──────── SEITENAUSZUG ────────
Der Oberste Gerichtshof hat am 3.Dezember 1992 durch den Senatspräsidenten des Obersten Gerichtshofes Dr.Müller als Vorsitzenden und durch die Hofräte des Obersten Gerichtshofes Dr.Horak, Dr.Rzeszut, Dr.Markel und Dr.Schindler als weitere Richter in Gegenwart des Richteramtsanwärters MMag.Röder als Schriftführer in der Strafsache gegen Dr.Joszef A***** und Laszlo G***** wegen des Finanzvergehens des versuchten Schmuggels nach §§ 11 (erster Fall), 13 und 35 Abs 1 FinStrG und einer weiteren strafbaren Handlung über die Nichtigkeitsbeschwerden beider Angeklagten sowie über die Berufung des Angeklagten Dr.A***** gegen das Urteil des Landesgerichtes Eisenstadt als Schöffengericht vom 20.März 1992, GZ 7 Vr 840/91-96, nach Anhörung der Generalprokuratur in nichtöffentlicher Sitzung zu Recht erkannt:

Spruch

Die Nichtigkeitsbeschwerden werden zurückgewiesen.

Gemäß § 290 Abs 1 StPO wird das angefochtene Urteil, das im übrigen (soweit es auf dem Finanzstrafgesetz beruht) unberührt bleibt, in Ansehung beider Angeklagten im Schuldspruch wegen des Vergehens nach § 17 Abs 2 (§ 17 Abs 1 Z 1) Außenhandelsgesetz sowie in dem auf § 17 Abs 2 Außenhandelsgesetz gestützten Strafausspruch aufgehoben und es wird die Sache zu neuer Verhandlung und Entscheidung im Umfang der Aufhebung an das Erstgericht zurückverwiesen.
──────── ERFASSTE ANGABEN ────────
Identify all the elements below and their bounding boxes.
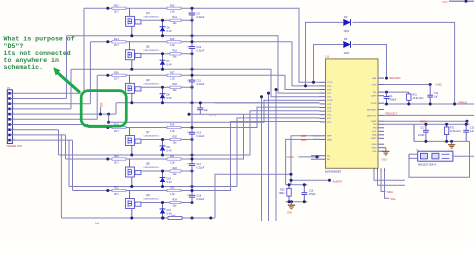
────────
=== AUFGABENSTELLUNG ===
1) Fassen Sie den Absatz im Seitenauszug, der mit „Gemäß § 290 Abs 1 StPO“ beginnt, als kurze Stichpunktliste zusammen.
2) Wer führte laut Seitenauszug in der Sitzung des Obersten Gerichtshofes den Vorsitz?

=== LÖSUNGEN ===
1)
- Grundlage: § 290 Abs 1 StPO
- Für beide Angeklagten aufgehoben: der Schuldspruch wegen des Vergehens nach § 17 Abs 2 (§ 17 Abs 1 Z 1) Außenhandelsgesetz und der auf § 17 Abs 2 Außenhandelsgesetz gestützte Strafausspruch
- Der auf dem Finanzstrafgesetz beruhende Teil des Urteils bleibt unberührt
- Im Umfang der Aufhebung geht die Sache zu neuer Verhandlung und Entscheidung an das Erstgericht zurück

2) Der Senatspräsident des Obersten Gerichtshofes Dr. Müller.